### What is expected
Check each line of the material below, and copy it if it holds the string "нужд".

### Records shown
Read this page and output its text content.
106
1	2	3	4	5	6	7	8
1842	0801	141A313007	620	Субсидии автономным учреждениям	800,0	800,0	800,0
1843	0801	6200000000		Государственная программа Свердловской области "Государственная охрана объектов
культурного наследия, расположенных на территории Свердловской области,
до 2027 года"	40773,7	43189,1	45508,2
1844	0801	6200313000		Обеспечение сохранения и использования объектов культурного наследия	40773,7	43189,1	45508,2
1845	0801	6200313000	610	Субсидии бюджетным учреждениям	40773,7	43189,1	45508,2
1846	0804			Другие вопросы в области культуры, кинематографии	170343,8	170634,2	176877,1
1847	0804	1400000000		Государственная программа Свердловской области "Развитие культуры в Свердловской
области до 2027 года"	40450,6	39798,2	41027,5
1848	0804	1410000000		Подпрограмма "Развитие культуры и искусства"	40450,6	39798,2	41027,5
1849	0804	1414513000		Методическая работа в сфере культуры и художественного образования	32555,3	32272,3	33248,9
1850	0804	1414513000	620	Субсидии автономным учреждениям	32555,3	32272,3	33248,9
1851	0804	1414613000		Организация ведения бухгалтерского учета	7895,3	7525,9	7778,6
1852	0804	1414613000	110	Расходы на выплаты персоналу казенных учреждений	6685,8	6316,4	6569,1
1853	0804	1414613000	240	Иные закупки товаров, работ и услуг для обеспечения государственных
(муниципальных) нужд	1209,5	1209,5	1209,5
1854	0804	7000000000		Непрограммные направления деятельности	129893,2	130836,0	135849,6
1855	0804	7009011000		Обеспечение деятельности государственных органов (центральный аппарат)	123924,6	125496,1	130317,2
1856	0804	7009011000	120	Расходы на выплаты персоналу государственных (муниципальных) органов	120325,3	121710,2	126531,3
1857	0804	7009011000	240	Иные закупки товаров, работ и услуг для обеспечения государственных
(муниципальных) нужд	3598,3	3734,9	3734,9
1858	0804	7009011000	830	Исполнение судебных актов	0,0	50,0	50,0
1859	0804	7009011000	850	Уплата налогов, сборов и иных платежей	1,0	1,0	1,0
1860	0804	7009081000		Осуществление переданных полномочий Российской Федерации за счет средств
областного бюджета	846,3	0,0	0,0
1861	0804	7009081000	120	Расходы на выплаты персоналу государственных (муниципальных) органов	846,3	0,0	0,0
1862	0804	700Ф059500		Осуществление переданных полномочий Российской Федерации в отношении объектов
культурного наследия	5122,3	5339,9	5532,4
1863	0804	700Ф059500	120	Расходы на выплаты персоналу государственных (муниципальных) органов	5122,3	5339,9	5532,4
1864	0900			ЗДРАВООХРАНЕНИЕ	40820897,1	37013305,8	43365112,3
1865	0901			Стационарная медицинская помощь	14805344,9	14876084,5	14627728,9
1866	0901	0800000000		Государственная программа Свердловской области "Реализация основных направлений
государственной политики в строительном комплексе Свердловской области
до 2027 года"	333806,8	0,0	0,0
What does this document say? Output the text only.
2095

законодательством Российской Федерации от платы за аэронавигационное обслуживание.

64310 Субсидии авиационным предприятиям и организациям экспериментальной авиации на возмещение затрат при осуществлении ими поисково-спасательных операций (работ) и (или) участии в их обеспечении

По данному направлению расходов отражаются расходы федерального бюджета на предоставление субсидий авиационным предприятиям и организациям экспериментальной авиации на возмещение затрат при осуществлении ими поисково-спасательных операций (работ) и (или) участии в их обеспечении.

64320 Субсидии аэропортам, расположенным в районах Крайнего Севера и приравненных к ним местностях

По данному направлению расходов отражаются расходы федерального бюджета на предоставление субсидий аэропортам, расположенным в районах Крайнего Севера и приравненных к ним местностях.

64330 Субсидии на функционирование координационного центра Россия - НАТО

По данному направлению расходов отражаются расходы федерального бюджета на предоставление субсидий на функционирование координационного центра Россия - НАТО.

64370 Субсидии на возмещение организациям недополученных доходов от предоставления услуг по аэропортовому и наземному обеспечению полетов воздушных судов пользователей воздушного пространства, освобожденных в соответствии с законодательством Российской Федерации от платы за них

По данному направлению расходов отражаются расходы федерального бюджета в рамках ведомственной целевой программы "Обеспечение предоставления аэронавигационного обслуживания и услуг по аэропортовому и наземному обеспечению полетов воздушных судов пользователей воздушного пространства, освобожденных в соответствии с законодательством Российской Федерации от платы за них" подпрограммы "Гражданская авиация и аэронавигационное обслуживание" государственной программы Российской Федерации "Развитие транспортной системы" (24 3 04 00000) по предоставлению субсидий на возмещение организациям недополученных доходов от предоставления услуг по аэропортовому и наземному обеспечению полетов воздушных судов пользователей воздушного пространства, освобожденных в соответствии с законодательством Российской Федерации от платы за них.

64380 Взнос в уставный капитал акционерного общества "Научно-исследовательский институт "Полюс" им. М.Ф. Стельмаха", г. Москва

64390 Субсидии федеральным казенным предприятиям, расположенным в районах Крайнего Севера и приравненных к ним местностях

### Task result
(муниципальных) нужд	1209,5	1209,5	1209,5
(муниципальных) нужд	3598,3	3734,9	3734,9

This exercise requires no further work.